Source records:
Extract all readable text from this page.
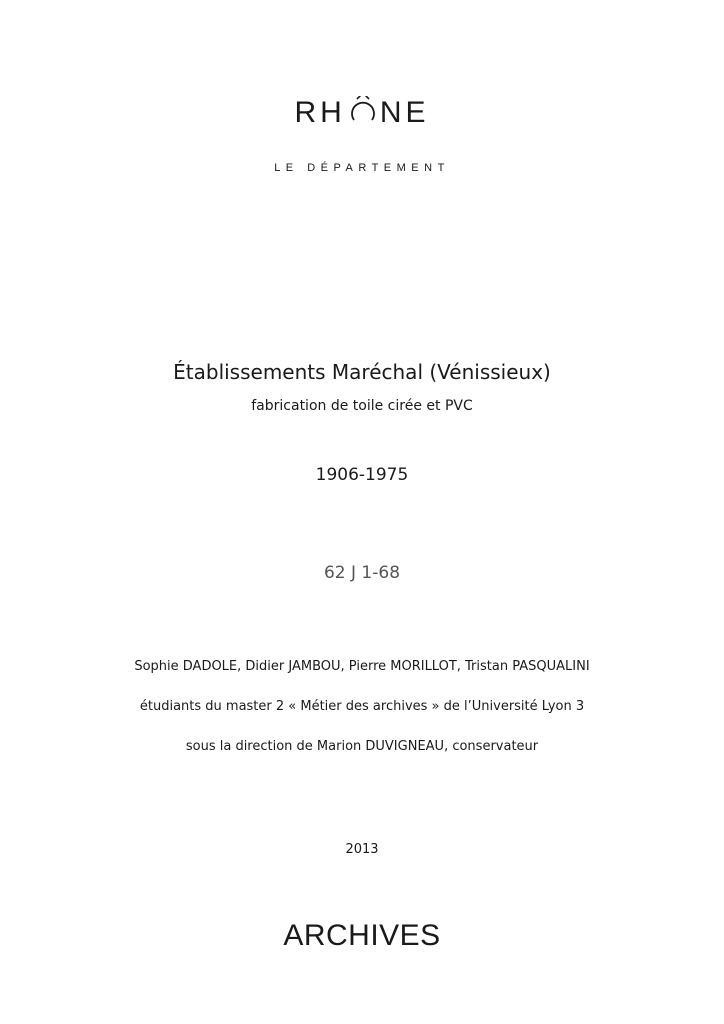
RH NE
LE DÉPARTEMENT
Établissements Maréchal (Vénissieux)
fabrication de toile cirée et PVC
1906-1975
62 J 1-68
Sophie DADOLE, Didier JAMBOU, Pierre MORILLOT, Tristan PASQUALINI
étudiants du master 2 « Métier des archives » de l’Université Lyon 3
sous la direction de Marion DUVIGNEAU, conservateur
2013
ARCHIVES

Task:
Write out each line of the data exactly; the images should be left out.

Written answer:
Extract all readable text from this page.
RH NE
LE DÉPARTEMENT
Établissements Maréchal (Vénissieux)
fabrication de toile cirée et PVC
1906-1975
62 J 1-68
Sophie DADOLE, Didier JAMBOU, Pierre MORILLOT, Tristan PASQUALINI
étudiants du master 2 « Métier des archives » de l’Université Lyon 3
sous la direction de Marion DUVIGNEAU, conservateur
2013
ARCHIVES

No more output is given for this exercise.